"""

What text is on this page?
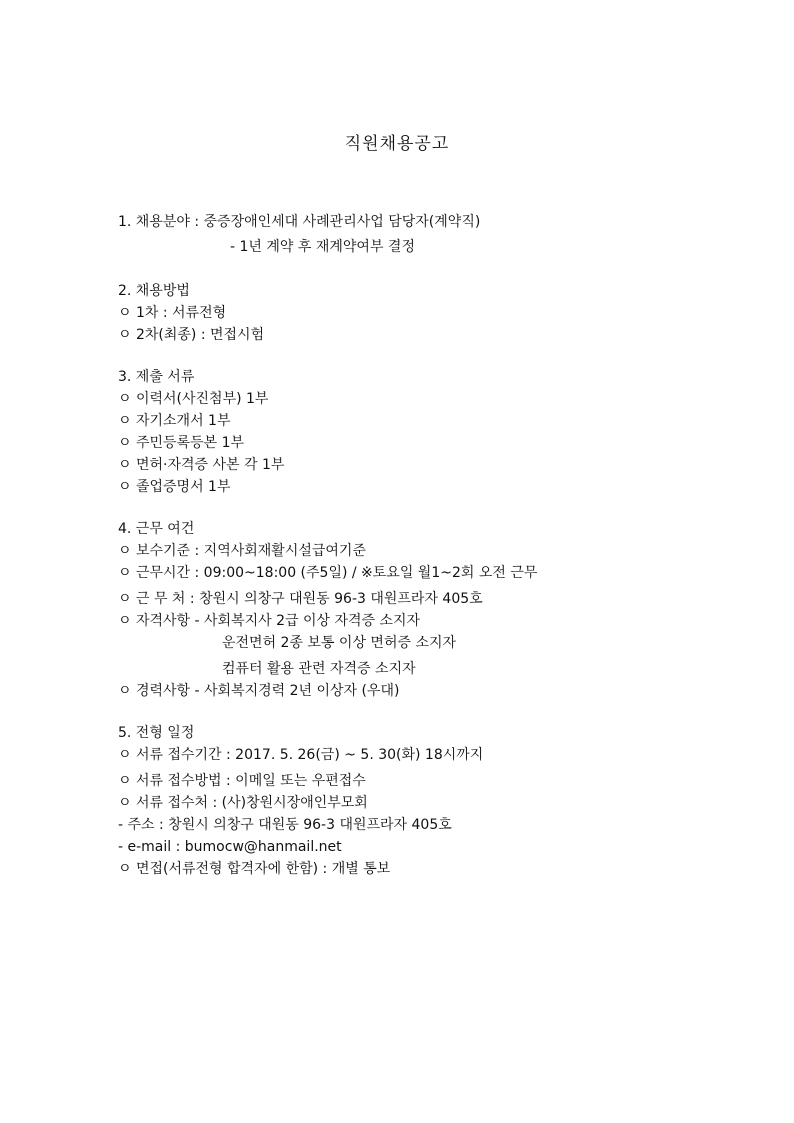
직원채용공고
1. 채용분야 : 중증장애인세대 사례관리사업 담당자(계약직)
- 1년 계약 후 재계약여부 결정
2. 채용방법
ㅇ 1차 : 서류전형
ㅇ 2차(최종) : 면접시험
3. 제출 서류
ㅇ 이력서(사진첨부) 1부
ㅇ 자기소개서 1부
ㅇ 주민등록등본 1부
ㅇ 면허·자격증 사본 각 1부
ㅇ 졸업증명서 1부
4. 근무 여건
ㅇ 보수기준 : 지역사회재활시설급여기준
ㅇ 근무시간 : 09:00~18:00 (주5일) / ※토요일 월1~2회 오전 근무
ㅇ 근 무 처 : 창원시 의창구 대원동 96-3 대원프라자 405호
ㅇ 자격사항 - 사회복지사 2급 이상 자격증 소지자
운전면허 2종 보통 이상 면허증 소지자
컴퓨터 활용 관련 자격증 소지자
ㅇ 경력사항 - 사회복지경력 2년 이상자 (우대)
5. 전형 일정
ㅇ 서류 접수기간 : 2017. 5. 26(금) ~ 5. 30(화) 18시까지
ㅇ 서류 접수방법 : 이메일 또는 우편접수
ㅇ 서류 접수처 : (사)창원시장애인부모회
- 주소 : 창원시 의창구 대원동 96-3 대원프라자 405호
- e-mail : bumocw@hanmail.net
ㅇ 면접(서류전형 합격자에 한함) : 개별 통보
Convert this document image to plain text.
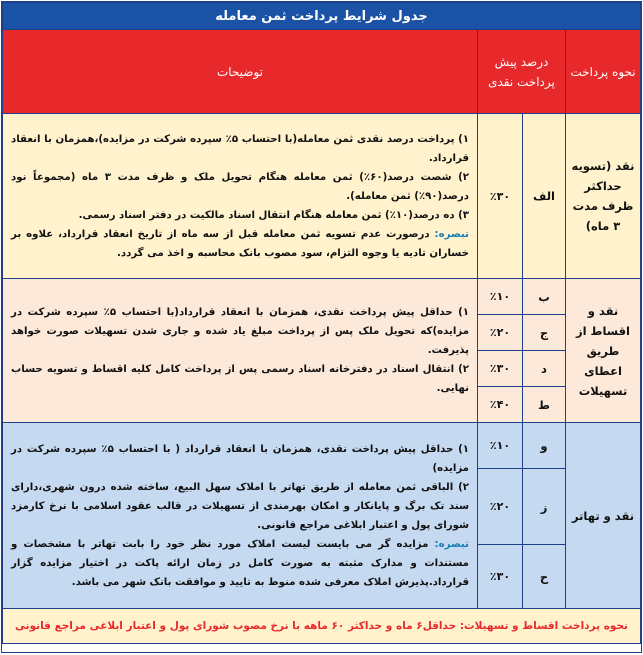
جدول شرایط پرداخت ثمن معامله			
نحوه پرداخت	درصد پیش پرداخت نقدی		توضیحات
نقد (تسویه حداکثر ظرف مدت ۳ ماه)	الف	٪۳۰	۱) پرداخت درصد نقدی ثمن معامله(با احتساب ۵٪ سپرده شرکت در مزایده)،همزمان با انعقاد قرارداد.

۲) شصت درصد(۶۰٪) ثمن معامله هنگام تحویل ملک و ظرف مدت ۳ ماه (مجموعاً نود درصد(۹۰٪) ثمن معامله).

۳) ده درصد(۱۰٪) ثمن معامله هنگام انتقال اسناد مالکیت در دفتر اسناد رسمی.

تبصره: درصورت عدم تسویه ثمن معامله قبل از سه ماه از تاریخ انعقاد قرارداد، علاوه بر خساران تادیه یا وجوه التزام، سود مصوب بانک محاسبه و اخذ می گردد.

نقد و اقساط از طریق اعطای تسهیلات	ب	٪۱۰	۱) حداقل پیش پرداخت نقدی، همزمان با انعقاد قرارداد(با احتساب ۵٪ سپرده شرکت در مزایده)که تحویل ملک پس از پرداخت مبلغ یاد شده و جاری شدن تسهیلات صورت خواهد پذیرفت.

۲) انتقال اسناد در دفترخانه اسناد رسمی پس از پرداخت کامل کلیه اقساط و تسویه حساب نهایی.

	ج	٪۲۰	
	د	٪۳۰	
	ط	٪۴۰	
نقد و تهاتر	و	٪۱۰	۱) حداقل پیش پرداخت نقدی، همزمان با انعقاد قرارداد ( با احتساب ۵٪ سپرده شرکت در مزایده)

۲) الباقی ثمن معامله از طریق تهاتر با املاک سهل البیع، ساخته شده درون شهری،دارای سند تک برگ و پایانکار و امکان بهرمندی از تسهیلات در قالب عقود اسلامی با نرخ کارمزد شورای پول و اعتبار ابلاغی مراجع قانونی.

تبصره: مزایده گر می بایست لیست املاک مورد نظر خود را بابت تهاتر با مشخصات و مستندات و مدارک مثبته به صورت کامل در زمان ارائه پاکت در اختیار مزایده گزار قرارداد.پذیرش املاک معرفی شده منوط به تایید و موافقت بانک شهر می باشد.

	ز	٪۲۰	
	ح	٪۳۰	
نحوه پرداخت اقساط و تسهیلات: حداقل۶ ماه و حداکثر ۶۰ ماهه با نرخ مصوب شورای پول و اعتبار ابلاغی مراجع قانونی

"""

§ **What the task requires**: Every entry should be returned exactly as written, minus the pictures.

§ **In response**:
What text is on this page?
직원채용공고
1. 채용분야 : 중증장애인세대 사례관리사업 담당자(계약직)
- 1년 계약 후 재계약여부 결정
2. 채용방법
ㅇ 1차 : 서류전형
ㅇ 2차(최종) : 면접시험
3. 제출 서류
ㅇ 이력서(사진첨부) 1부
ㅇ 자기소개서 1부
ㅇ 주민등록등본 1부
ㅇ 면허·자격증 사본 각 1부
ㅇ 졸업증명서 1부
4. 근무 여건
ㅇ 보수기준 : 지역사회재활시설급여기준
ㅇ 근무시간 : 09:00~18:00 (주5일) / ※토요일 월1~2회 오전 근무
ㅇ 근 무 처 : 창원시 의창구 대원동 96-3 대원프라자 405호
ㅇ 자격사항 - 사회복지사 2급 이상 자격증 소지자
운전면허 2종 보통 이상 면허증 소지자
컴퓨터 활용 관련 자격증 소지자
ㅇ 경력사항 - 사회복지경력 2년 이상자 (우대)
5. 전형 일정
ㅇ 서류 접수기간 : 2017. 5. 26(금) ~ 5. 30(화) 18시까지
ㅇ 서류 접수방법 : 이메일 또는 우편접수
ㅇ 서류 접수처 : (사)창원시장애인부모회
- 주소 : 창원시 의창구 대원동 96-3 대원프라자 405호
- e-mail : bumocw@hanmail.net
ㅇ 면접(서류전형 합격자에 한함) : 개별 통보
Convert this document image to plain text.
جدول شرایط پرداخت ثمن معامله			
نحوه پرداخت	درصد پیش پرداخت نقدی		توضیحات
نقد (تسویه حداکثر ظرف مدت ۳ ماه)	الف	٪۳۰	۱) پرداخت درصد نقدی ثمن معامله(با احتساب ۵٪ سپرده شرکت در مزایده)،همزمان با انعقاد قرارداد.

۲) شصت درصد(۶۰٪) ثمن معامله هنگام تحویل ملک و ظرف مدت ۳ ماه (مجموعاً نود درصد(۹۰٪) ثمن معامله).

۳) ده درصد(۱۰٪) ثمن معامله هنگام انتقال اسناد مالکیت در دفتر اسناد رسمی.

تبصره: درصورت عدم تسویه ثمن معامله قبل از سه ماه از تاریخ انعقاد قرارداد، علاوه بر خساران تادیه یا وجوه التزام، سود مصوب بانک محاسبه و اخذ می گردد.

نقد و اقساط از طریق اعطای تسهیلات	ب	٪۱۰	۱) حداقل پیش پرداخت نقدی، همزمان با انعقاد قرارداد(با احتساب ۵٪ سپرده شرکت در مزایده)که تحویل ملک پس از پرداخت مبلغ یاد شده و جاری شدن تسهیلات صورت خواهد پذیرفت.

۲) انتقال اسناد در دفترخانه اسناد رسمی پس از پرداخت کامل کلیه اقساط و تسویه حساب نهایی.

	ج	٪۲۰	
	د	٪۳۰	
	ط	٪۴۰	
نقد و تهاتر	و	٪۱۰	۱) حداقل پیش پرداخت نقدی، همزمان با انعقاد قرارداد ( با احتساب ۵٪ سپرده شرکت در مزایده)

۲) الباقی ثمن معامله از طریق تهاتر با املاک سهل البیع، ساخته شده درون شهری،دارای سند تک برگ و پایانکار و امکان بهرمندی از تسهیلات در قالب عقود اسلامی با نرخ کارمزد شورای پول و اعتبار ابلاغی مراجع قانونی.

تبصره: مزایده گر می بایست لیست املاک مورد نظر خود را بابت تهاتر با مشخصات و مستندات و مدارک مثبته به صورت کامل در زمان ارائه پاکت در اختیار مزایده گزار قرارداد.پذیرش املاک معرفی شده منوط به تایید و موافقت بانک شهر می باشد.

	ز	٪۲۰	
	ح	٪۳۰	
نحوه پرداخت اقساط و تسهیلات: حداقل۶ ماه و حداکثر ۶۰ ماهه با نرخ مصوب شورای پول و اعتبار ابلاغی مراجع قانونی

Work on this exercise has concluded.